**Written problem**
All of the data needs to be repeated exactly.

==========

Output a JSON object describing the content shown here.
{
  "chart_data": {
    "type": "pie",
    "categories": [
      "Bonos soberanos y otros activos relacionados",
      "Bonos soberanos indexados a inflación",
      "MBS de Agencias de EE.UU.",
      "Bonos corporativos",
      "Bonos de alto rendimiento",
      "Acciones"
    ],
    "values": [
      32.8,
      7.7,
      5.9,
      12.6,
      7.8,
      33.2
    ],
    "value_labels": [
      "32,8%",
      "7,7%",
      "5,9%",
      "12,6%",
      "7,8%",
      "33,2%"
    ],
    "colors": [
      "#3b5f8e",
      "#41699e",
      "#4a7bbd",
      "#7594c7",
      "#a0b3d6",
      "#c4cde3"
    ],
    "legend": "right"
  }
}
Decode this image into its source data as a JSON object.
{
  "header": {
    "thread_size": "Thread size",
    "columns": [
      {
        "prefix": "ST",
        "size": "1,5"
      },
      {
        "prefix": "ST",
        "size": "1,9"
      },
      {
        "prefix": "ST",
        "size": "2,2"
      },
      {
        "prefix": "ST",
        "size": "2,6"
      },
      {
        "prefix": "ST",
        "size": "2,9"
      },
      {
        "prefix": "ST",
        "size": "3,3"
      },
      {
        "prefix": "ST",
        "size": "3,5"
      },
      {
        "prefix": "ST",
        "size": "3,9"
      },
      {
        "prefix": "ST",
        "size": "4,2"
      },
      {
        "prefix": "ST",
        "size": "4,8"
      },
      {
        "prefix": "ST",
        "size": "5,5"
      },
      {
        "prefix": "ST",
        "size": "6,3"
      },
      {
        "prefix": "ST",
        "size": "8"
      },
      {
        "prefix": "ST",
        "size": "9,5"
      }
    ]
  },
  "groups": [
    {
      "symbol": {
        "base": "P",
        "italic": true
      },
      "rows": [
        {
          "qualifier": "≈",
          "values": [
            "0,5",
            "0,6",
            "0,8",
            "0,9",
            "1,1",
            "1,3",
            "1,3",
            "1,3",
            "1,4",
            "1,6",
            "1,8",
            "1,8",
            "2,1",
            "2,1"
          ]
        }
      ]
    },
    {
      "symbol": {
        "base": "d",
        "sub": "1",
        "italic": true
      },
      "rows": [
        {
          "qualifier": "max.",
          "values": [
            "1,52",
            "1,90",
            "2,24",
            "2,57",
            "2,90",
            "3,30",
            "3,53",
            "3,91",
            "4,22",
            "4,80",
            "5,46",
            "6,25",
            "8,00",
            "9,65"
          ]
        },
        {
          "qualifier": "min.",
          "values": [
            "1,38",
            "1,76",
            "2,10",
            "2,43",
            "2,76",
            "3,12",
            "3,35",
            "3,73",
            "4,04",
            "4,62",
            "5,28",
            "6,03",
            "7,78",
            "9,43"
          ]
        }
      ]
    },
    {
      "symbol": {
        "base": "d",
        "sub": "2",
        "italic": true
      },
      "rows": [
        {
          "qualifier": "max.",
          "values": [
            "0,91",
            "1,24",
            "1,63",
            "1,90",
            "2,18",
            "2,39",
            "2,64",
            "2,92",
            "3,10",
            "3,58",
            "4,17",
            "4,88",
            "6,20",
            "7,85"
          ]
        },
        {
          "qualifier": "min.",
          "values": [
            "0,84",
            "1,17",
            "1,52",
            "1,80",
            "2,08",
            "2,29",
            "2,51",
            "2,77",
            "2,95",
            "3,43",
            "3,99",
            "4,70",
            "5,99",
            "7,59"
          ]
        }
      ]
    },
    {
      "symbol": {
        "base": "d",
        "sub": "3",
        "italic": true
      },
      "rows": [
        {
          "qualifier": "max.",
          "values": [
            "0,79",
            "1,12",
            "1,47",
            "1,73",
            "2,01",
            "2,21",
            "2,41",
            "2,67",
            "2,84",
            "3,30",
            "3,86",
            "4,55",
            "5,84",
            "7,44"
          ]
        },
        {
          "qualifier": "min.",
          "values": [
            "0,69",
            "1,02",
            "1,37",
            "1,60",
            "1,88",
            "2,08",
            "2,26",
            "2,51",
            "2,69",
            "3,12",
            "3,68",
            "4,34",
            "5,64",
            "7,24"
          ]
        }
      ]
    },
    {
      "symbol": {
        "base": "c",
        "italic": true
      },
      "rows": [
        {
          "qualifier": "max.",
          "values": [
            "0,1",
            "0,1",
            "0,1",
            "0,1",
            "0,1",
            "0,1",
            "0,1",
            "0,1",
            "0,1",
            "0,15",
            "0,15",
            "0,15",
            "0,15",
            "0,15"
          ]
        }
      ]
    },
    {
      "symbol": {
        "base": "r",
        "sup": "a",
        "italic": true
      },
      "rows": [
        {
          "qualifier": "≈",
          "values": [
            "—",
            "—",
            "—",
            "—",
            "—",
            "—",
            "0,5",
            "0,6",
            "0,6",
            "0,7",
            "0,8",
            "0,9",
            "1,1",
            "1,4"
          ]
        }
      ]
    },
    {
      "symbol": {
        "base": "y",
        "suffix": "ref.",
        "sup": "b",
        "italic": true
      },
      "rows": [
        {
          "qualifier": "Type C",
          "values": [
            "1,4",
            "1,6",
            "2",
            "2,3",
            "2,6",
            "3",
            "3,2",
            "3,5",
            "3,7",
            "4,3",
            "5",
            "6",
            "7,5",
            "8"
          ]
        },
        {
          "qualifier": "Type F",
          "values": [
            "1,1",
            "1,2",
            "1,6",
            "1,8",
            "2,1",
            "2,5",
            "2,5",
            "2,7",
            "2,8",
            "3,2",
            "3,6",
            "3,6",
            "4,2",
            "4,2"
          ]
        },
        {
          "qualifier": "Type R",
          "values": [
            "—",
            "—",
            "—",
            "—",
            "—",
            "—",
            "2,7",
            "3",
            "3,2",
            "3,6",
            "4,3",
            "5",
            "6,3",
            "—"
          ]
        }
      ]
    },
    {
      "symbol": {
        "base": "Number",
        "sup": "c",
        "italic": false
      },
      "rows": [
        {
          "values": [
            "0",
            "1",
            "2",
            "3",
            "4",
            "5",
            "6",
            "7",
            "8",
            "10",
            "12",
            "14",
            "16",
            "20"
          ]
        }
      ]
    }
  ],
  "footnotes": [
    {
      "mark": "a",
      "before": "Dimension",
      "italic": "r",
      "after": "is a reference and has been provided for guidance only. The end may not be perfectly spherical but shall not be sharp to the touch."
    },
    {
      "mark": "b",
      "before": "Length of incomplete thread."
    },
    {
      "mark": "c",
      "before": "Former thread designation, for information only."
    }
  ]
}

==========

**The response**
Output a JSON object describing the content shown here.
{
  "chart_data": {
    "type": "pie",
    "categories": [
      "Bonos soberanos y otros activos relacionados",
      "Bonos soberanos indexados a inflación",
      "MBS de Agencias de EE.UU.",
      "Bonos corporativos",
      "Bonos de alto rendimiento",
      "Acciones"
    ],
    "values": [
      32.8,
      7.7,
      5.9,
      12.6,
      7.8,
      33.2
    ],
    "value_labels": [
      "32,8%",
      "7,7%",
      "5,9%",
      "12,6%",
      "7,8%",
      "33,2%"
    ],
    "colors": [
      "#3b5f8e",
      "#41699e",
      "#4a7bbd",
      "#7594c7",
      "#a0b3d6",
      "#c4cde3"
    ],
    "legend": "right"
  }
}
Decode this image into its source data as a JSON object.
{
  "header": {
    "thread_size": "Thread size",
    "columns": [
      {
        "prefix": "ST",
        "size": "1,5"
      },
      {
        "prefix": "ST",
        "size": "1,9"
      },
      {
        "prefix": "ST",
        "size": "2,2"
      },
      {
        "prefix": "ST",
        "size": "2,6"
      },
      {
        "prefix": "ST",
        "size": "2,9"
      },
      {
        "prefix": "ST",
        "size": "3,3"
      },
      {
        "prefix": "ST",
        "size": "3,5"
      },
      {
        "prefix": "ST",
        "size": "3,9"
      },
      {
        "prefix": "ST",
        "size": "4,2"
      },
      {
        "prefix": "ST",
        "size": "4,8"
      },
      {
        "prefix": "ST",
        "size": "5,5"
      },
      {
        "prefix": "ST",
        "size": "6,3"
      },
      {
        "prefix": "ST",
        "size": "8"
      },
      {
        "prefix": "ST",
        "size": "9,5"
      }
    ]
  },
  "groups": [
    {
      "symbol": {
        "base": "P",
        "italic": true
      },
      "rows": [
        {
          "qualifier": "≈",
          "values": [
            "0,5",
            "0,6",
            "0,8",
            "0,9",
            "1,1",
            "1,3",
            "1,3",
            "1,3",
            "1,4",
            "1,6",
            "1,8",
            "1,8",
            "2,1",
            "2,1"
          ]
        }
      ]
    },
    {
      "symbol": {
        "base": "d",
        "sub": "1",
        "italic": true
      },
      "rows": [
        {
          "qualifier": "max.",
          "values": [
            "1,52",
            "1,90",
            "2,24",
            "2,57",
            "2,90",
            "3,30",
            "3,53",
            "3,91",
            "4,22",
            "4,80",
            "5,46",
            "6,25",
            "8,00",
            "9,65"
          ]
        },
        {
          "qualifier": "min.",
          "values": [
            "1,38",
            "1,76",
            "2,10",
            "2,43",
            "2,76",
            "3,12",
            "3,35",
            "3,73",
            "4,04",
            "4,62",
            "5,28",
            "6,03",
            "7,78",
            "9,43"
          ]
        }
      ]
    },
    {
      "symbol": {
        "base": "d",
        "sub": "2",
        "italic": true
      },
      "rows": [
        {
          "qualifier": "max.",
          "values": [
            "0,91",
            "1,24",
            "1,63",
            "1,90",
            "2,18",
            "2,39",
            "2,64",
            "2,92",
            "3,10",
            "3,58",
            "4,17",
            "4,88",
            "6,20",
            "7,85"
          ]
        },
        {
          "qualifier": "min.",
          "values": [
            "0,84",
            "1,17",
            "1,52",
            "1,80",
            "2,08",
            "2,29",
            "2,51",
            "2,77",
            "2,95",
            "3,43",
            "3,99",
            "4,70",
            "5,99",
            "7,59"
          ]
        }
      ]
    },
    {
      "symbol": {
        "base": "d",
        "sub": "3",
        "italic": true
      },
      "rows": [
        {
          "qualifier": "max.",
          "values": [
            "0,79",
            "1,12",
            "1,47",
            "1,73",
            "2,01",
            "2,21",
            "2,41",
            "2,67",
            "2,84",
            "3,30",
            "3,86",
            "4,55",
            "5,84",
            "7,44"
          ]
        },
        {
          "qualifier": "min.",
          "values": [
            "0,69",
            "1,02",
            "1,37",
            "1,60",
            "1,88",
            "2,08",
            "2,26",
            "2,51",
            "2,69",
            "3,12",
            "3,68",
            "4,34",
            "5,64",
            "7,24"
          ]
        }
      ]
    },
    {
      "symbol": {
        "base": "c",
        "italic": true
      },
      "rows": [
        {
          "qualifier": "max.",
          "values": [
            "0,1",
            "0,1",
            "0,1",
            "0,1",
            "0,1",
            "0,1",
            "0,1",
            "0,1",
            "0,1",
            "0,15",
            "0,15",
            "0,15",
            "0,15",
            "0,15"
          ]
        }
      ]
    },
    {
      "symbol": {
        "base": "r",
        "sup": "a",
        "italic": true
      },
      "rows": [
        {
          "qualifier": "≈",
          "values": [
            "—",
            "—",
            "—",
            "—",
            "—",
            "—",
            "0,5",
            "0,6",
            "0,6",
            "0,7",
            "0,8",
            "0,9",
            "1,1",
            "1,4"
          ]
        }
      ]
    },
    {
      "symbol": {
        "base": "y",
        "suffix": "ref.",
        "sup": "b",
        "italic": true
      },
      "rows": [
        {
          "qualifier": "Type C",
          "values": [
            "1,4",
            "1,6",
            "2",
            "2,3",
            "2,6",
            "3",
            "3,2",
            "3,5",
            "3,7",
            "4,3",
            "5",
            "6",
            "7,5",
            "8"
          ]
        },
        {
          "qualifier": "Type F",
          "values": [
            "1,1",
            "1,2",
            "1,6",
            "1,8",
            "2,1",
            "2,5",
            "2,5",
            "2,7",
            "2,8",
            "3,2",
            "3,6",
            "3,6",
            "4,2",
            "4,2"
          ]
        },
        {
          "qualifier": "Type R",
          "values": [
            "—",
            "—",
            "—",
            "—",
            "—",
            "—",
            "2,7",
            "3",
            "3,2",
            "3,6",
            "4,3",
            "5",
            "6,3",
            "—"
          ]
        }
      ]
    },
    {
      "symbol": {
        "base": "Number",
        "sup": "c",
        "italic": false
      },
      "rows": [
        {
          "values": [
            "0",
            "1",
            "2",
            "3",
            "4",
            "5",
            "6",
            "7",
            "8",
            "10",
            "12",
            "14",
            "16",
            "20"
          ]
        }
      ]
    }
  ],
  "footnotes": [
    {
      "mark": "a",
      "before": "Dimension",
      "italic": "r",
      "after": "is a reference and has been provided for guidance only. The end may not be perfectly spherical but shall not be sharp to the touch."
    },
    {
      "mark": "b",
      "before": "Length of incomplete thread."
    },
    {
      "mark": "c",
      "before": "Former thread designation, for information only."
    }
  ]
}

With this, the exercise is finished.